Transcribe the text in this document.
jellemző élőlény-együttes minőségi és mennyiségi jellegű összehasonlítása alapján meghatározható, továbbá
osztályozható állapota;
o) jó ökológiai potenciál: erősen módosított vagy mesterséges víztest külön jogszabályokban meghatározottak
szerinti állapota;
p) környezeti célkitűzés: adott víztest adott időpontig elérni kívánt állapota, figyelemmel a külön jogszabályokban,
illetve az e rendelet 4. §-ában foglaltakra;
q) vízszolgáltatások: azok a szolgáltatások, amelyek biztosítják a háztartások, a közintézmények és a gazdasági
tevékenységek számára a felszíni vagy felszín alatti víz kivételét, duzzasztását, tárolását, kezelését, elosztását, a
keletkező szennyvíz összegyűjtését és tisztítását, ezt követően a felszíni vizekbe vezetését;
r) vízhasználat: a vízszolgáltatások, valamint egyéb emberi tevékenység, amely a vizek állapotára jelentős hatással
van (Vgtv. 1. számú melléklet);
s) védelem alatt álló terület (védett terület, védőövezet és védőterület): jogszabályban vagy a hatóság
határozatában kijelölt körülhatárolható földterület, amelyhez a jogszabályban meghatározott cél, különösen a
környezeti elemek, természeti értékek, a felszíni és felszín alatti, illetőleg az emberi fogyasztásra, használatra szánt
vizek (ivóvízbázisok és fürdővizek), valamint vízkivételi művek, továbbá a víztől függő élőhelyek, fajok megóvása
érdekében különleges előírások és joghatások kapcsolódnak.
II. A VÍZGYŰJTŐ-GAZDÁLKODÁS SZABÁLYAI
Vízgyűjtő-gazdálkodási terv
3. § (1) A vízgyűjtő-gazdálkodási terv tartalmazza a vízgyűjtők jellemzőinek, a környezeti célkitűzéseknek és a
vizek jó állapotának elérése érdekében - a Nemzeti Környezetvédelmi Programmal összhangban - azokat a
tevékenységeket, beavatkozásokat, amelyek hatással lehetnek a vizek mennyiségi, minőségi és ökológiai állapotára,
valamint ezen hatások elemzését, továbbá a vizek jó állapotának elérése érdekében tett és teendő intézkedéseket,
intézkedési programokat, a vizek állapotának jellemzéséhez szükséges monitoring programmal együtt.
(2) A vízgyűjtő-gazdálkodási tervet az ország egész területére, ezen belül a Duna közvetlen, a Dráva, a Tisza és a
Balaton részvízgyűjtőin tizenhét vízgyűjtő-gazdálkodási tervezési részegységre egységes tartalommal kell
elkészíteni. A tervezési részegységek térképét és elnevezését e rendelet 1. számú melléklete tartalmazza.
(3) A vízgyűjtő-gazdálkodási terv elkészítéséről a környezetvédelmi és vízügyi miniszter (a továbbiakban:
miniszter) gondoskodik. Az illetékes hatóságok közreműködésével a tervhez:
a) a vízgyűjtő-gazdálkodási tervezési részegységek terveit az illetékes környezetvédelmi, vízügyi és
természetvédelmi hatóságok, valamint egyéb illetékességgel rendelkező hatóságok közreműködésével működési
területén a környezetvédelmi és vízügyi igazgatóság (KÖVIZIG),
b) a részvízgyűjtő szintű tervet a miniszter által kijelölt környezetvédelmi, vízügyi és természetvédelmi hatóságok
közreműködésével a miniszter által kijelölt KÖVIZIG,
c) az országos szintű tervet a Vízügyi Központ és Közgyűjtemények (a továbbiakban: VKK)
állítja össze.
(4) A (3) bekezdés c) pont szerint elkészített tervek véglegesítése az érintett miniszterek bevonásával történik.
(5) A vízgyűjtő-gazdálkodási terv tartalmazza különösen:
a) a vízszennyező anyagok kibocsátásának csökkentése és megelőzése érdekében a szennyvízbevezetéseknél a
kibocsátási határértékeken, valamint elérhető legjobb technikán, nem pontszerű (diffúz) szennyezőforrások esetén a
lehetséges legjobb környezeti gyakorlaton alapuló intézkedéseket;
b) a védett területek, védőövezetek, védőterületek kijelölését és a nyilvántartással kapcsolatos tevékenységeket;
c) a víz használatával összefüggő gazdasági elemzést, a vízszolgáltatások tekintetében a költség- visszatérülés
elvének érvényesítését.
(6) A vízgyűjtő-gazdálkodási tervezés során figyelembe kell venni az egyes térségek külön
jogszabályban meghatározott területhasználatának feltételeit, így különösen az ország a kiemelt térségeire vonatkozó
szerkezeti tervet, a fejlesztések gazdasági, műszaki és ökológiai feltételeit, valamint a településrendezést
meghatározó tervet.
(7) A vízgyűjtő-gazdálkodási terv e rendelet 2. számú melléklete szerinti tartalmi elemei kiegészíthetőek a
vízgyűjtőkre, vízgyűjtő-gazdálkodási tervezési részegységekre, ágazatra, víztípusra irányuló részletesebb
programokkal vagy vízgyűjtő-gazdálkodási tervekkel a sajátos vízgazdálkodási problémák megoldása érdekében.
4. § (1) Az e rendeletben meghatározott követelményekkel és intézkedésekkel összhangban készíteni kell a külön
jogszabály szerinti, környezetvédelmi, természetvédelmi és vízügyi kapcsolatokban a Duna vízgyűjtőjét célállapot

........

Given request: Your task is to reproduce all of the records exactly.

Written response:
Transcribe the text in this document.
jellemző élőlény-együttes minőségi és mennyiségi jellegű összehasonlítása alapján meghatározható, továbbá
osztályozható állapota;
o) jó ökológiai potenciál: erősen módosított vagy mesterséges víztest külön jogszabályokban meghatározottak
szerinti állapota;
p) környezeti célkitűzés: adott víztest adott időpontig elérni kívánt állapota, figyelemmel a külön jogszabályokban,
illetve az e rendelet 4. §-ában foglaltakra;
q) vízszolgáltatások: azok a szolgáltatások, amelyek biztosítják a háztartások, a közintézmények és a gazdasági
tevékenységek számára a felszíni vagy felszín alatti víz kivételét, duzzasztását, tárolását, kezelését, elosztását, a
keletkező szennyvíz összegyűjtését és tisztítását, ezt követően a felszíni vizekbe vezetését;
r) vízhasználat: a vízszolgáltatások, valamint egyéb emberi tevékenység, amely a vizek állapotára jelentős hatással
van (Vgtv. 1. számú melléklet);
s) védelem alatt álló terület (védett terület, védőövezet és védőterület): jogszabályban vagy a hatóság
határozatában kijelölt körülhatárolható földterület, amelyhez a jogszabályban meghatározott cél, különösen a
környezeti elemek, természeti értékek, a felszíni és felszín alatti, illetőleg az emberi fogyasztásra, használatra szánt
vizek (ivóvízbázisok és fürdővizek), valamint vízkivételi művek, továbbá a víztől függő élőhelyek, fajok megóvása
érdekében különleges előírások és joghatások kapcsolódnak.
II. A VÍZGYŰJTŐ-GAZDÁLKODÁS SZABÁLYAI
Vízgyűjtő-gazdálkodási terv
3. § (1) A vízgyűjtő-gazdálkodási terv tartalmazza a vízgyűjtők jellemzőinek, a környezeti célkitűzéseknek és a
vizek jó állapotának elérése érdekében - a Nemzeti Környezetvédelmi Programmal összhangban - azokat a
tevékenységeket, beavatkozásokat, amelyek hatással lehetnek a vizek mennyiségi, minőségi és ökológiai állapotára,
valamint ezen hatások elemzését, továbbá a vizek jó állapotának elérése érdekében tett és teendő intézkedéseket,
intézkedési programokat, a vizek állapotának jellemzéséhez szükséges monitoring programmal együtt.
(2) A vízgyűjtő-gazdálkodási tervet az ország egész területére, ezen belül a Duna közvetlen, a Dráva, a Tisza és a
Balaton részvízgyűjtőin tizenhét vízgyűjtő-gazdálkodási tervezési részegységre egységes tartalommal kell
elkészíteni. A tervezési részegységek térképét és elnevezését e rendelet 1. számú melléklete tartalmazza.
(3) A vízgyűjtő-gazdálkodási terv elkészítéséről a környezetvédelmi és vízügyi miniszter (a továbbiakban:
miniszter) gondoskodik. Az illetékes hatóságok közreműködésével a tervhez:
a) a vízgyűjtő-gazdálkodási tervezési részegységek terveit az illetékes környezetvédelmi, vízügyi és
természetvédelmi hatóságok, valamint egyéb illetékességgel rendelkező hatóságok közreműködésével működési
területén a környezetvédelmi és vízügyi igazgatóság (KÖVIZIG),
b) a részvízgyűjtő szintű tervet a miniszter által kijelölt környezetvédelmi, vízügyi és természetvédelmi hatóságok
közreműködésével a miniszter által kijelölt KÖVIZIG,
c) az országos szintű tervet a Vízügyi Központ és Közgyűjtemények (a továbbiakban: VKK)
állítja össze.
(4) A (3) bekezdés c) pont szerint elkészített tervek véglegesítése az érintett miniszterek bevonásával történik.
(5) A vízgyűjtő-gazdálkodási terv tartalmazza különösen:
a) a vízszennyező anyagok kibocsátásának csökkentése és megelőzése érdekében a szennyvízbevezetéseknél a
kibocsátási határértékeken, valamint elérhető legjobb technikán, nem pontszerű (diffúz) szennyezőforrások esetén a
lehetséges legjobb környezeti gyakorlaton alapuló intézkedéseket;
b) a védett területek, védőövezetek, védőterületek kijelölését és a nyilvántartással kapcsolatos tevékenységeket;
c) a víz használatával összefüggő gazdasági elemzést, a vízszolgáltatások tekintetében a költség- visszatérülés
elvének érvényesítését.
(6) A vízgyűjtő-gazdálkodási tervezés során figyelembe kell venni az egyes térségek külön
jogszabályban meghatározott területhasználatának feltételeit, így különösen az ország a kiemelt térségeire vonatkozó
szerkezeti tervet, a fejlesztések gazdasági, műszaki és ökológiai feltételeit, valamint a településrendezést
meghatározó tervet.
(7) A vízgyűjtő-gazdálkodási terv e rendelet 2. számú melléklete szerinti tartalmi elemei kiegészíthetőek a
vízgyűjtőkre, vízgyűjtő-gazdálkodási tervezési részegységekre, ágazatra, víztípusra irányuló részletesebb
programokkal vagy vízgyűjtő-gazdálkodási tervekkel a sajátos vízgazdálkodási problémák megoldása érdekében.
4. § (1) Az e rendeletben meghatározott követelményekkel és intézkedésekkel összhangban készíteni kell a külön
jogszabály szerinti, környezetvédelmi, természetvédelmi és vízügyi kapcsolatokban a Duna vízgyűjtőjét célállapot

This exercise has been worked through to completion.